***** Passage

Themes from the Month


Deutsche Bank denied it requested the German government’s assistance after receiving a $14bn fine from the US Department of Justice. Investors are concerned its €5.4bn provision is insufficient for its US liabilities.

Commerzbank has suspended dividends and plans to cut 9,400 members of staff. The German bank is under pressure due to negative EU interest rates.

OPEC agreed to cut 700k bbls from production but it said the precise details of member quota cuts would be agreed at its November meeting.

UK Government appears to be facing a dilemma in whether to negotiate for a “hard” or “soft” Brexit.

Daily Mail & General Trust reported 4% revenue growth and lower net debt due to the US dollar.

Capita announced a profits warning due to a weak second half trading. It expects profit to decline £69m to £545m for 2016.

UK Mail has agreed a 440p per share cash offer from Deutsche Post. The Kane family and a number of institutional shareholders have pledged their support.

Sterling moved lower on expectations of a possible further Base Rate cut possibly before 2017. The pound has struggled to stay above $1.30.

Wells Fargo CEO John Stumpf will return $41m in bonuses following US Congressional hearings that detailed evidence of the bank opening fraudulent accounts without client’s consent. California has suspended key business relationships with Wells.

SAB Miller voted in favour of the AB-Inbev buyout at £45 per share.

Forthcoming UK Events

4 October UK Construction PMI
5 October Markit / CIPS UK Services PMI
7 October Halifax House Price Index/ Balance of Trade/ UK Industrial Production
14 October UK Construction Output
18 October UK Core Inflation/ RPI / UK Inflation Rate
19 October UK Unemployment Rate/ UK Average Earnings Rate
20 October UK Retail Sales ex Fuel
21 October UK Public Sector Net Borrowing
26 October UK Mortgage Approvals
27 October UK GDP Growth Rate
28 October Nationwide Housing Prices
31 October UK Mortgage Lending/ BoE Consumer Credit

Performance of World Markets (30/9/2016)

**********

### The problem
Please rewrite everything in the monthly market summary from "UK Mail has" down to "stay above $1.30.", replacing "institutional shareholders" with "institutional investors".

***** Provided information

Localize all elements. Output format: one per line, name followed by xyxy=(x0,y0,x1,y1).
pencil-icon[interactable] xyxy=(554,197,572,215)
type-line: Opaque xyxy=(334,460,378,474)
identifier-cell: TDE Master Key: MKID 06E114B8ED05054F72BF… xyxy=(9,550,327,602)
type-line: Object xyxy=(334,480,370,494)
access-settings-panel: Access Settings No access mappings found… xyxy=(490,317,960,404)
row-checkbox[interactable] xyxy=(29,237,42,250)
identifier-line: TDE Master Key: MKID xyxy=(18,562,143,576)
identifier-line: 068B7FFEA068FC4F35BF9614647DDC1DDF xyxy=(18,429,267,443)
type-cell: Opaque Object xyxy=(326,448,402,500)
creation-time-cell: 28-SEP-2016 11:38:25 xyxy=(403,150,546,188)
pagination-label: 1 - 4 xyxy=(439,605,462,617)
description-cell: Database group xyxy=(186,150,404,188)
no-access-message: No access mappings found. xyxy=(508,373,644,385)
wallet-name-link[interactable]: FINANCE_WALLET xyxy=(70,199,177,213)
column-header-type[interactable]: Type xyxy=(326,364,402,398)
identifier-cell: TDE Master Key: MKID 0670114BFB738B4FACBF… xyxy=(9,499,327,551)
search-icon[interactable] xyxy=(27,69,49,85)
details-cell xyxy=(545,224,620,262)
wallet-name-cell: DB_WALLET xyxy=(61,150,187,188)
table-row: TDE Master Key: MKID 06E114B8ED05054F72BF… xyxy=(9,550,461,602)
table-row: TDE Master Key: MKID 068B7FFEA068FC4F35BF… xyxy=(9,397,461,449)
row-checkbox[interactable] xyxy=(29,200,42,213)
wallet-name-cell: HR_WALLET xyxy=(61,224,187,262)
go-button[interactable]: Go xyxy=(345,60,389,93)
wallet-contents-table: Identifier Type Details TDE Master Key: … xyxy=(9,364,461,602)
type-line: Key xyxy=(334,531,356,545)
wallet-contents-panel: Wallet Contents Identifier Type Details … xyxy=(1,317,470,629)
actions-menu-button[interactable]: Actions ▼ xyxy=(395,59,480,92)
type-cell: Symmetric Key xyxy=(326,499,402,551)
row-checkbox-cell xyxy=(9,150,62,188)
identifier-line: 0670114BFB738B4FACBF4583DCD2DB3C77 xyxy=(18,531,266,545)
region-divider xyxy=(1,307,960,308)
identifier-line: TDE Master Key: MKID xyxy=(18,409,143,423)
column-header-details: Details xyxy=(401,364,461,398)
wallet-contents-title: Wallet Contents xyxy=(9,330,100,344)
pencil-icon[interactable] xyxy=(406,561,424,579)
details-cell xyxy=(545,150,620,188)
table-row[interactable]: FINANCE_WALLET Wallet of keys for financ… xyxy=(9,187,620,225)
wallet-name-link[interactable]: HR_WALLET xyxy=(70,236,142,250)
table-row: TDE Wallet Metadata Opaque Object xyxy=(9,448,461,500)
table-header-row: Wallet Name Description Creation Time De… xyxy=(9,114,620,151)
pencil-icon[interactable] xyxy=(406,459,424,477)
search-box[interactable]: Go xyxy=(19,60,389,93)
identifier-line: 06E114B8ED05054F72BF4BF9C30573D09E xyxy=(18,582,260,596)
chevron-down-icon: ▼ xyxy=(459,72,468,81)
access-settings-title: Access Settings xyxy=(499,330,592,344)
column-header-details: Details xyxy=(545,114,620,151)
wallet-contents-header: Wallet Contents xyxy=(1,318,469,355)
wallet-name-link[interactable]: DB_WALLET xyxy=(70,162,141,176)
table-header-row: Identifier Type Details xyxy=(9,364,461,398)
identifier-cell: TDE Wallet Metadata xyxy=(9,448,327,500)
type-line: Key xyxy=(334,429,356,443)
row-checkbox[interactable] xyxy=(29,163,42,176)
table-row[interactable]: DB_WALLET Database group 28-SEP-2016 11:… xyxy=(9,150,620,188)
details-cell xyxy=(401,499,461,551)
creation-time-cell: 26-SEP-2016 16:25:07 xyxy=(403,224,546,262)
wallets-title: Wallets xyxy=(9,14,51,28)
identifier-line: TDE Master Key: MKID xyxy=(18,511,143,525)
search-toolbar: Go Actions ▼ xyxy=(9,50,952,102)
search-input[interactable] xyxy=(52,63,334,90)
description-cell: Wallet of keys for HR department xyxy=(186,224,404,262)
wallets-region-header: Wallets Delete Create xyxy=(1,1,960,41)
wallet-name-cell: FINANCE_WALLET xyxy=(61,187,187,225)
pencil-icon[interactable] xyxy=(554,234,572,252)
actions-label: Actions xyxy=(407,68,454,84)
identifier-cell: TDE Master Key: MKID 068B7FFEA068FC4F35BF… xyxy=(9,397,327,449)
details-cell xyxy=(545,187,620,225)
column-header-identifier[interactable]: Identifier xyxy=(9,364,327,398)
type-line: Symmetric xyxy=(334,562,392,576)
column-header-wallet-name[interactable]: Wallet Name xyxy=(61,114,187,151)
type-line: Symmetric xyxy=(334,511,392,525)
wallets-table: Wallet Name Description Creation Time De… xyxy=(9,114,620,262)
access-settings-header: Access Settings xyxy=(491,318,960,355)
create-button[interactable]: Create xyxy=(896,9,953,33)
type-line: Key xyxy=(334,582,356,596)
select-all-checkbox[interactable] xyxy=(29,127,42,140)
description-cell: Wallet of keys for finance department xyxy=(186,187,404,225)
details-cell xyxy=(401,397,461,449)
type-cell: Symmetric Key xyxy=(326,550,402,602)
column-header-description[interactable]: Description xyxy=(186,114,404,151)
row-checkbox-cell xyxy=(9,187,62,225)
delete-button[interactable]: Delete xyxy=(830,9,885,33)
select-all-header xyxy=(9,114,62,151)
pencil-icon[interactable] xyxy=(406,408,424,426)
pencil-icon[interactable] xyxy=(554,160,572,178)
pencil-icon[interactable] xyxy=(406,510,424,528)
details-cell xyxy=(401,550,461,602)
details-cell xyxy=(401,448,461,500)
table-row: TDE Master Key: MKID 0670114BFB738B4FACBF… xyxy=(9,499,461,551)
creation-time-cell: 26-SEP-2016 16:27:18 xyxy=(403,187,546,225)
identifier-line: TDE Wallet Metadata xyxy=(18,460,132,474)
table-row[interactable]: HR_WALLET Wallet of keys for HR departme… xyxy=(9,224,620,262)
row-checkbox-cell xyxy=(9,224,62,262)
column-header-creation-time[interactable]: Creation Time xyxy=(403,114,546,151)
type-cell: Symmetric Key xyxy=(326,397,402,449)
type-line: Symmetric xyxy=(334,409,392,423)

**********

### Output of the task
UK Mail has agreed a 440p per share cash offer from Deutsche Post. The Kane family and a number of institutional investors have pledged their support.

Sterling moved lower on expectations of a possible further Base Rate cut possibly before 2017. The pound has struggled to stay above $1.30.